**Provided data**
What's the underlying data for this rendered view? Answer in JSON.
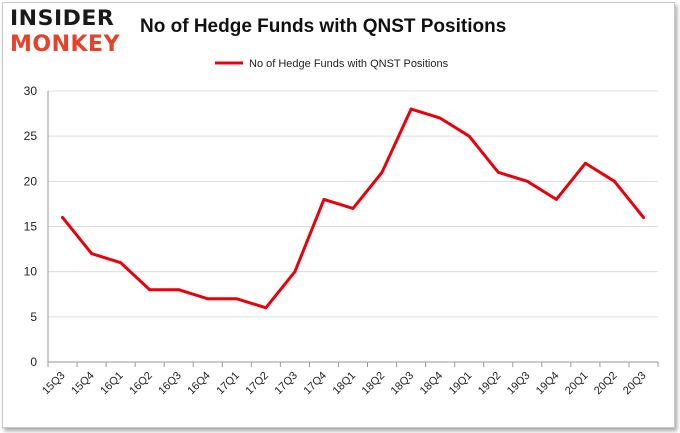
{
  "logo": {
    "line1": "INSIDER",
    "line2": "MONKEY"
  },
  "chart_data": {
    "type": "line",
    "title": "No of Hedge Funds with QNST Positions",
    "xlabel": "",
    "ylabel": "",
    "ylim": [
      0,
      30
    ],
    "yticks": [
      0,
      5,
      10,
      15,
      20,
      25,
      30
    ],
    "grid": true,
    "legend_position": "top-center",
    "categories": [
      "15Q3",
      "15Q4",
      "16Q1",
      "16Q2",
      "16Q3",
      "16Q4",
      "17Q1",
      "17Q2",
      "17Q3",
      "17Q4",
      "18Q1",
      "18Q2",
      "18Q3",
      "18Q4",
      "19Q1",
      "19Q2",
      "19Q3",
      "19Q4",
      "20Q1",
      "20Q2",
      "20Q3"
    ],
    "series": [
      {
        "name": "No of Hedge Funds with QNST Positions",
        "color": "#e8000b",
        "values": [
          16,
          12,
          11,
          8,
          8,
          7,
          7,
          6,
          10,
          18,
          17,
          21,
          28,
          27,
          25,
          21,
          20,
          18,
          22,
          20,
          16
        ]
      }
    ]
  }
}
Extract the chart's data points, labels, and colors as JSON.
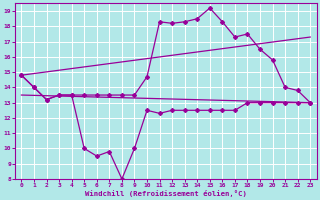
{
  "xlabel": "Windchill (Refroidissement éolien,°C)",
  "bg_color": "#b2e8e8",
  "grid_color": "#c8e8e8",
  "line_color": "#990099",
  "xlim": [
    -0.5,
    23.5
  ],
  "ylim": [
    8,
    19.5
  ],
  "xticks": [
    0,
    1,
    2,
    3,
    4,
    5,
    6,
    7,
    8,
    9,
    10,
    11,
    12,
    13,
    14,
    15,
    16,
    17,
    18,
    19,
    20,
    21,
    22,
    23
  ],
  "yticks": [
    8,
    9,
    10,
    11,
    12,
    13,
    14,
    15,
    16,
    17,
    18,
    19
  ],
  "line1_x": [
    0,
    1,
    2,
    3,
    4,
    5,
    6,
    7,
    8,
    9,
    10,
    11,
    12,
    13,
    14,
    15,
    16,
    17,
    18,
    19,
    20,
    21,
    22,
    23
  ],
  "line1_y": [
    14.8,
    14.0,
    13.2,
    13.5,
    13.5,
    10.0,
    9.5,
    9.8,
    8.0,
    10.0,
    12.5,
    12.3,
    12.5,
    12.5,
    12.5,
    12.5,
    12.5,
    12.5,
    13.0,
    13.0,
    13.0,
    13.0,
    13.0,
    13.0
  ],
  "line2_x": [
    0,
    1,
    2,
    3,
    4,
    5,
    6,
    7,
    8,
    9,
    10,
    11,
    12,
    13,
    14,
    15,
    16,
    17,
    18,
    19,
    20,
    21,
    22,
    23
  ],
  "line2_y": [
    14.8,
    14.0,
    13.2,
    13.5,
    13.5,
    13.5,
    13.5,
    13.5,
    13.5,
    13.5,
    14.7,
    18.3,
    18.2,
    18.3,
    18.5,
    19.2,
    18.3,
    17.3,
    17.5,
    16.5,
    15.8,
    14.0,
    13.8,
    13.0
  ],
  "line3_x": [
    0,
    23
  ],
  "line3_y": [
    14.8,
    17.3
  ],
  "line4_x": [
    0,
    23
  ],
  "line4_y": [
    13.5,
    13.0
  ]
}
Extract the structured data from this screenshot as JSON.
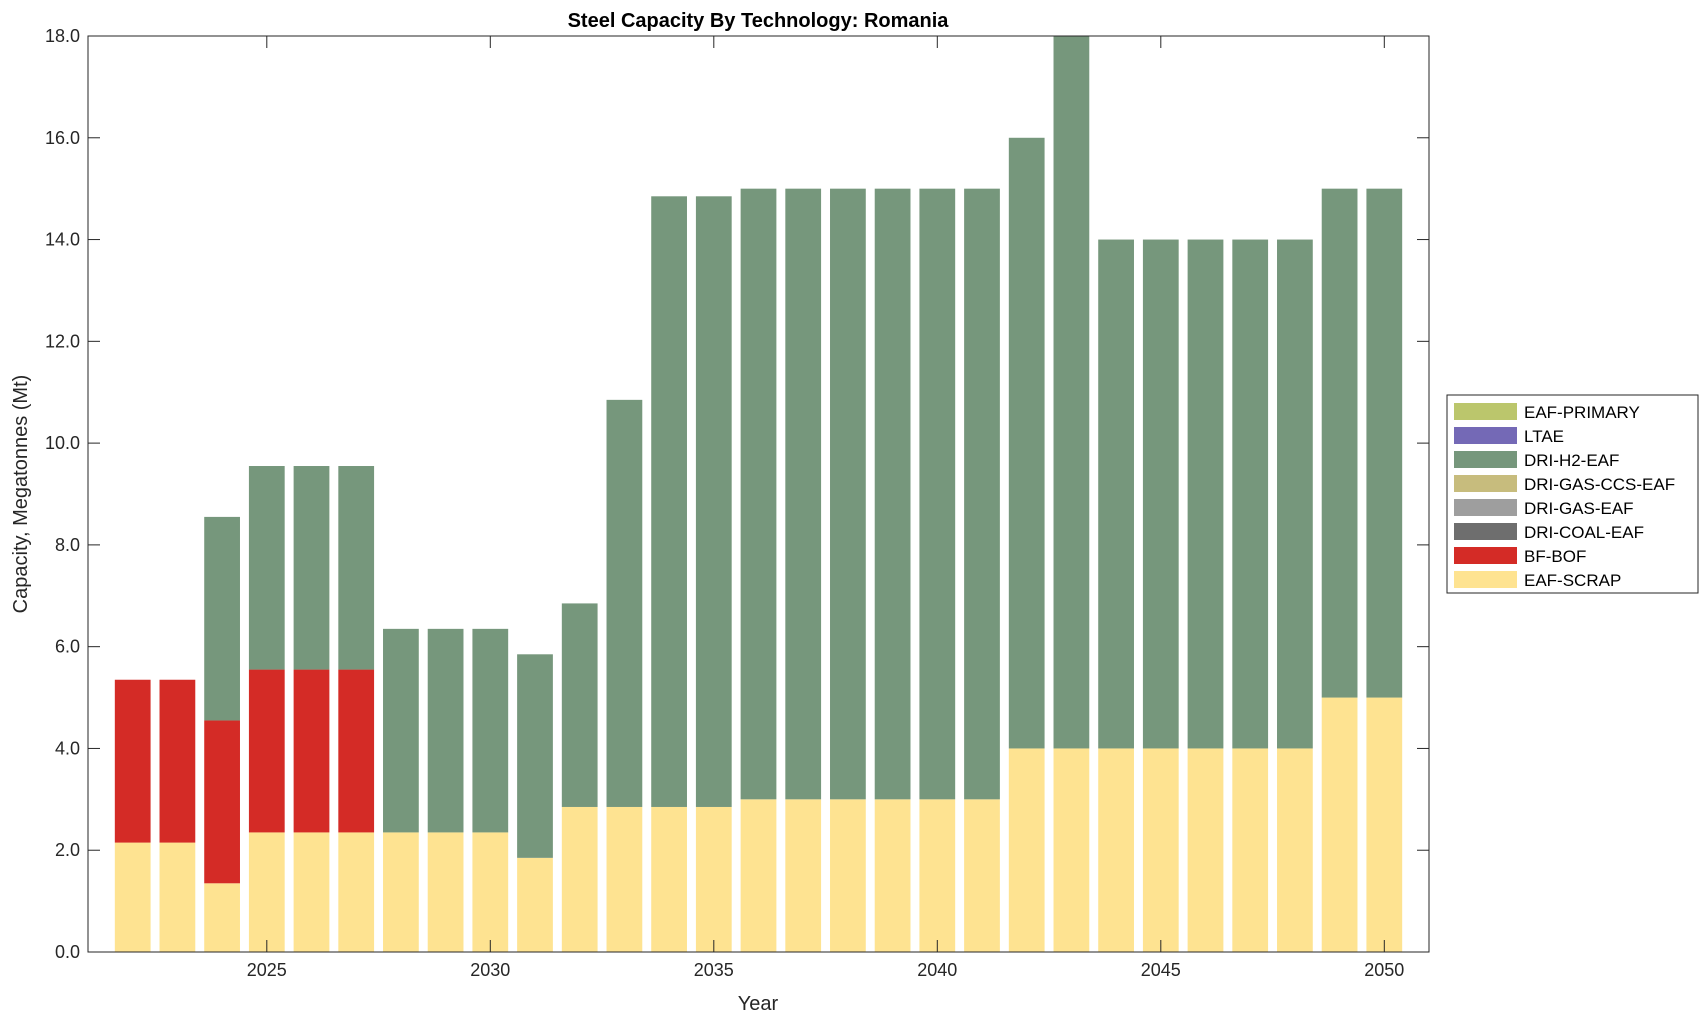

**Short problem**
The pictures in the entries should be left out; output everything else exactly.

**Full solution**
What's the underlying data for this rendered view? Answer in JSON.
{
  "logo": {
    "line1": "INSIDER",
    "line2": "MONKEY"
  },
  "chart_data": {
    "type": "line",
    "title": "No of Hedge Funds with QNST Positions",
    "xlabel": "",
    "ylabel": "",
    "ylim": [
      0,
      30
    ],
    "yticks": [
      0,
      5,
      10,
      15,
      20,
      25,
      30
    ],
    "grid": true,
    "legend_position": "top-center",
    "categories": [
      "15Q3",
      "15Q4",
      "16Q1",
      "16Q2",
      "16Q3",
      "16Q4",
      "17Q1",
      "17Q2",
      "17Q3",
      "17Q4",
      "18Q1",
      "18Q2",
      "18Q3",
      "18Q4",
      "19Q1",
      "19Q2",
      "19Q3",
      "19Q4",
      "20Q1",
      "20Q2",
      "20Q3"
    ],
    "series": [
      {
        "name": "No of Hedge Funds with QNST Positions",
        "color": "#e8000b",
        "values": [
          16,
          12,
          11,
          8,
          8,
          7,
          7,
          6,
          10,
          18,
          17,
          21,
          28,
          27,
          25,
          21,
          20,
          18,
          22,
          20,
          16
        ]
      }
    ]
  }
}
Extract the chart's data points, labels, and colors as JSON.
{
  "xlabel": "Windchill (Refroidissement éolien,°C)",
  "bg_color": "#b2e8e8",
  "grid_color": "#c8e8e8",
  "line_color": "#990099",
  "xlim": [
    -0.5,
    23.5
  ],
  "ylim": [
    8,
    19.5
  ],
  "xticks": [
    0,
    1,
    2,
    3,
    4,
    5,
    6,
    7,
    8,
    9,
    10,
    11,
    12,
    13,
    14,
    15,
    16,
    17,
    18,
    19,
    20,
    21,
    22,
    23
  ],
  "yticks": [
    8,
    9,
    10,
    11,
    12,
    13,
    14,
    15,
    16,
    17,
    18,
    19
  ],
  "line1_x": [
    0,
    1,
    2,
    3,
    4,
    5,
    6,
    7,
    8,
    9,
    10,
    11,
    12,
    13,
    14,
    15,
    16,
    17,
    18,
    19,
    20,
    21,
    22,
    23
  ],
  "line1_y": [
    14.8,
    14.0,
    13.2,
    13.5,
    13.5,
    10.0,
    9.5,
    9.8,
    8.0,
    10.0,
    12.5,
    12.3,
    12.5,
    12.5,
    12.5,
    12.5,
    12.5,
    12.5,
    13.0,
    13.0,
    13.0,
    13.0,
    13.0,
    13.0
  ],
  "line2_x": [
    0,
    1,
    2,
    3,
    4,
    5,
    6,
    7,
    8,
    9,
    10,
    11,
    12,
    13,
    14,
    15,
    16,
    17,
    18,
    19,
    20,
    21,
    22,
    23
  ],
  "line2_y": [
    14.8,
    14.0,
    13.2,
    13.5,
    13.5,
    13.5,
    13.5,
    13.5,
    13.5,
    13.5,
    14.7,
    18.3,
    18.2,
    18.3,
    18.5,
    19.2,
    18.3,
    17.3,
    17.5,
    16.5,
    15.8,
    14.0,
    13.8,
    13.0
  ],
  "line3_x": [
    0,
    23
  ],
  "line3_y": [
    14.8,
    17.3
  ],
  "line4_x": [
    0,
    23
  ],
  "line4_y": [
    13.5,
    13.0
  ]
}
Extract the structured data from this screenshot as JSON.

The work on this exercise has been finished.